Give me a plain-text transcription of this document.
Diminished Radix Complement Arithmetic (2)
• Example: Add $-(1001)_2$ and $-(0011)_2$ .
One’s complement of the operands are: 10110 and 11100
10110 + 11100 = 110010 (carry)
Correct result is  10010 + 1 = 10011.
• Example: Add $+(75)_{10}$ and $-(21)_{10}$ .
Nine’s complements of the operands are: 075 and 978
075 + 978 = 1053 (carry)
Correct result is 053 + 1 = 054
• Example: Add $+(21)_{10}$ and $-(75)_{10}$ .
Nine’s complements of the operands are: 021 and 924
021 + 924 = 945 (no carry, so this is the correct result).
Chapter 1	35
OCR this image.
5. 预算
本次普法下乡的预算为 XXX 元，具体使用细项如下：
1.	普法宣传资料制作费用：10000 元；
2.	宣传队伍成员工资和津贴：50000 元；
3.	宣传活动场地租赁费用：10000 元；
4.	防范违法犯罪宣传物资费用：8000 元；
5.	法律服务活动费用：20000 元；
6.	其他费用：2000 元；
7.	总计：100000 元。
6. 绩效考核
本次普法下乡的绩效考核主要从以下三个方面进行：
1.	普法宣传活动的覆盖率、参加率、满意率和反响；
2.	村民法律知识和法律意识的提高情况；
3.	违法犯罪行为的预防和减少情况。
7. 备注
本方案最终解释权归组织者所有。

- TO DO
Scan the listing above. Gather each line that contains the word "operands".

- OUTPUT BELOW
One’s complement of the operands are: 10110 and 11100
Nine’s complements of the operands are: 075 and 978
Nine’s complements of the operands are: 021 and 924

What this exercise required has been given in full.